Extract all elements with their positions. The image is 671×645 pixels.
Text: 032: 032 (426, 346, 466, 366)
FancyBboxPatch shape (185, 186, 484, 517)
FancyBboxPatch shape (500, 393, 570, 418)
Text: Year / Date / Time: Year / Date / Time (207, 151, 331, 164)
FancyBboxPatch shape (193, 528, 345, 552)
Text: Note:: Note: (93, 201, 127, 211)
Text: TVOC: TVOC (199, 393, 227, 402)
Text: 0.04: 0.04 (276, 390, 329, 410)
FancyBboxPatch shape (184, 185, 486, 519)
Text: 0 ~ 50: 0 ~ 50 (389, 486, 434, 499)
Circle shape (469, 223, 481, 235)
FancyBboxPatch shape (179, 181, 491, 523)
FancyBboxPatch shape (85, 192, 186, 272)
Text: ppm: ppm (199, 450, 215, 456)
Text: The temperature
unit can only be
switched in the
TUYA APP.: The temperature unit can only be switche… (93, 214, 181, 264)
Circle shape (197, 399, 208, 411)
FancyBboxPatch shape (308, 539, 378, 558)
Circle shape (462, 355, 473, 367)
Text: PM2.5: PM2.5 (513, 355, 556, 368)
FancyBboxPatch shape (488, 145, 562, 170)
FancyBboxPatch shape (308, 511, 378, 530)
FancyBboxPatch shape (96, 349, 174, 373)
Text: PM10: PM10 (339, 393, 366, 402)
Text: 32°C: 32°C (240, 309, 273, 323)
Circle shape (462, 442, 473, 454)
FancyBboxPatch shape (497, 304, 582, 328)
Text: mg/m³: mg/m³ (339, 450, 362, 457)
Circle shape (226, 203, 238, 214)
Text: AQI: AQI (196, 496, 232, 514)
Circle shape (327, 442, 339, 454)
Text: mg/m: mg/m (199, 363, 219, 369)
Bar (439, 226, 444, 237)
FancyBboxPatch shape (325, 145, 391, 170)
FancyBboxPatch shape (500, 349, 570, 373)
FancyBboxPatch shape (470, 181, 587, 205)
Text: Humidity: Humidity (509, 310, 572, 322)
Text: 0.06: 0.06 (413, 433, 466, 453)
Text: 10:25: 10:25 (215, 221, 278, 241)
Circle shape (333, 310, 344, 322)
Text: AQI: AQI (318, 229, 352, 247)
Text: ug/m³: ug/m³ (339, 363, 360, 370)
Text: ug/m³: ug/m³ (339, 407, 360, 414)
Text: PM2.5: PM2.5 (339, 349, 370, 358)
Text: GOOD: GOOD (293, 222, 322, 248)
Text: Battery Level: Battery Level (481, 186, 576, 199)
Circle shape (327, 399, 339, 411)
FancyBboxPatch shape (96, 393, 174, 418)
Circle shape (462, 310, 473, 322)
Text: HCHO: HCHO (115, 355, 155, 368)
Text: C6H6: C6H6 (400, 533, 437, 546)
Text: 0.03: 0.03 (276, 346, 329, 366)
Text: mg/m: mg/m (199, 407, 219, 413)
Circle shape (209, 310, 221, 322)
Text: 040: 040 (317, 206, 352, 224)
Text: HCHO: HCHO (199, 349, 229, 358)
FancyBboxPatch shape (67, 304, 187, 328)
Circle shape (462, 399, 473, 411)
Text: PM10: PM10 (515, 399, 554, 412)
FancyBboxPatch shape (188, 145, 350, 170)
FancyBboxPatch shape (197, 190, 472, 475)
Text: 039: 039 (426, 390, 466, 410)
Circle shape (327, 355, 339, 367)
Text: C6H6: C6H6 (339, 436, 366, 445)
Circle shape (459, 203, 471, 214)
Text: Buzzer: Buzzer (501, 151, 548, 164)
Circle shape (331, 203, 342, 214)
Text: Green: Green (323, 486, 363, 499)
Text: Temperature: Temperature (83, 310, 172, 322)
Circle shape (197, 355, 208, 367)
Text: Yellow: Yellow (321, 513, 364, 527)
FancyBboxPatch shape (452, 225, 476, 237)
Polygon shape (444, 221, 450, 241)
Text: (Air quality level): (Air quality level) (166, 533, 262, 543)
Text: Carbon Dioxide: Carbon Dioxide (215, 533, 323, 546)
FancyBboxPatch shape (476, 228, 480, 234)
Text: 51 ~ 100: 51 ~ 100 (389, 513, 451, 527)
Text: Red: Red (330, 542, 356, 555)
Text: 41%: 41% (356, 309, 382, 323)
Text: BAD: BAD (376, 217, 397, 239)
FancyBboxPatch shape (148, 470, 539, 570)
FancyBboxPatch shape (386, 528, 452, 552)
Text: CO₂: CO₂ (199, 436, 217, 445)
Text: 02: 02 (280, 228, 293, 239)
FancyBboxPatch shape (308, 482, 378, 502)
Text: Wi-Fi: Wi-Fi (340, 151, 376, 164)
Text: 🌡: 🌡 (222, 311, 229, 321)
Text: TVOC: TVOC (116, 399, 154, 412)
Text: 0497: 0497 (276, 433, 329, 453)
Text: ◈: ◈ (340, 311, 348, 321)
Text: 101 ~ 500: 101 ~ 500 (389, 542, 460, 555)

(Instruction)
Copy every line of the items above without altering a single character.

(Result of this task)
Extract all elements with their positions. The image is 671×645 pixels.
Text: 032: 032 (426, 346, 466, 366)
FancyBboxPatch shape (185, 186, 484, 517)
FancyBboxPatch shape (500, 393, 570, 418)
Text: Year / Date / Time: Year / Date / Time (207, 151, 331, 164)
FancyBboxPatch shape (193, 528, 345, 552)
Text: Note:: Note: (93, 201, 127, 211)
Text: TVOC: TVOC (199, 393, 227, 402)
Text: 0.04: 0.04 (276, 390, 329, 410)
FancyBboxPatch shape (184, 185, 486, 519)
Text: 0 ~ 50: 0 ~ 50 (389, 486, 434, 499)
Circle shape (469, 223, 481, 235)
FancyBboxPatch shape (179, 181, 491, 523)
FancyBboxPatch shape (85, 192, 186, 272)
Text: ppm: ppm (199, 450, 215, 456)
Text: The temperature
unit can only be
switched in the
TUYA APP.: The temperature unit can only be switche… (93, 214, 181, 264)
Circle shape (197, 399, 208, 411)
FancyBboxPatch shape (308, 539, 378, 558)
Circle shape (462, 355, 473, 367)
Text: PM2.5: PM2.5 (513, 355, 556, 368)
FancyBboxPatch shape (488, 145, 562, 170)
FancyBboxPatch shape (308, 511, 378, 530)
FancyBboxPatch shape (96, 349, 174, 373)
Text: PM10: PM10 (339, 393, 366, 402)
Text: 32°C: 32°C (240, 309, 273, 323)
Circle shape (462, 442, 473, 454)
FancyBboxPatch shape (497, 304, 582, 328)
Text: mg/m³: mg/m³ (339, 450, 362, 457)
Circle shape (226, 203, 238, 214)
Text: AQI: AQI (196, 496, 232, 514)
Circle shape (327, 442, 339, 454)
Text: mg/m: mg/m (199, 363, 219, 369)
Bar (439, 226, 444, 237)
FancyBboxPatch shape (325, 145, 391, 170)
FancyBboxPatch shape (500, 349, 570, 373)
FancyBboxPatch shape (470, 181, 587, 205)
Text: Humidity: Humidity (509, 310, 572, 322)
Text: 0.06: 0.06 (413, 433, 466, 453)
Text: 10:25: 10:25 (215, 221, 278, 241)
Circle shape (333, 310, 344, 322)
Text: AQI: AQI (318, 229, 352, 247)
Text: ug/m³: ug/m³ (339, 363, 360, 370)
Text: ug/m³: ug/m³ (339, 407, 360, 414)
Text: PM2.5: PM2.5 (339, 349, 370, 358)
Text: GOOD: GOOD (293, 222, 322, 248)
Text: Battery Level: Battery Level (481, 186, 576, 199)
Circle shape (327, 399, 339, 411)
FancyBboxPatch shape (96, 393, 174, 418)
Circle shape (462, 310, 473, 322)
Text: HCHO: HCHO (115, 355, 155, 368)
Text: C6H6: C6H6 (400, 533, 437, 546)
Text: 0.03: 0.03 (276, 346, 329, 366)
Text: mg/m: mg/m (199, 407, 219, 413)
Circle shape (209, 310, 221, 322)
Text: 040: 040 (317, 206, 352, 224)
Text: HCHO: HCHO (199, 349, 229, 358)
FancyBboxPatch shape (67, 304, 187, 328)
Circle shape (462, 399, 473, 411)
Text: PM10: PM10 (515, 399, 554, 412)
FancyBboxPatch shape (188, 145, 350, 170)
FancyBboxPatch shape (197, 190, 472, 475)
Text: 039: 039 (426, 390, 466, 410)
Circle shape (327, 355, 339, 367)
Text: C6H6: C6H6 (339, 436, 366, 445)
Circle shape (459, 203, 471, 214)
Text: Buzzer: Buzzer (501, 151, 548, 164)
Circle shape (331, 203, 342, 214)
Text: Green: Green (323, 486, 363, 499)
Text: Temperature: Temperature (83, 310, 172, 322)
Circle shape (197, 355, 208, 367)
Text: Yellow: Yellow (321, 513, 364, 527)
FancyBboxPatch shape (452, 225, 476, 237)
Polygon shape (444, 221, 450, 241)
Text: (Air quality level): (Air quality level) (166, 533, 262, 543)
Text: Carbon Dioxide: Carbon Dioxide (215, 533, 323, 546)
FancyBboxPatch shape (476, 228, 480, 234)
Text: 51 ~ 100: 51 ~ 100 (389, 513, 451, 527)
Text: Red: Red (330, 542, 356, 555)
Text: 41%: 41% (356, 309, 382, 323)
Text: BAD: BAD (376, 217, 397, 239)
FancyBboxPatch shape (148, 470, 539, 570)
FancyBboxPatch shape (386, 528, 452, 552)
Text: CO₂: CO₂ (199, 436, 217, 445)
Text: 02: 02 (280, 228, 293, 239)
FancyBboxPatch shape (308, 482, 378, 502)
Text: Wi-Fi: Wi-Fi (340, 151, 376, 164)
Text: 🌡: 🌡 (222, 311, 229, 321)
Text: TVOC: TVOC (116, 399, 154, 412)
Text: 0497: 0497 (276, 433, 329, 453)
Text: ◈: ◈ (340, 311, 348, 321)
Text: 101 ~ 500: 101 ~ 500 (389, 542, 460, 555)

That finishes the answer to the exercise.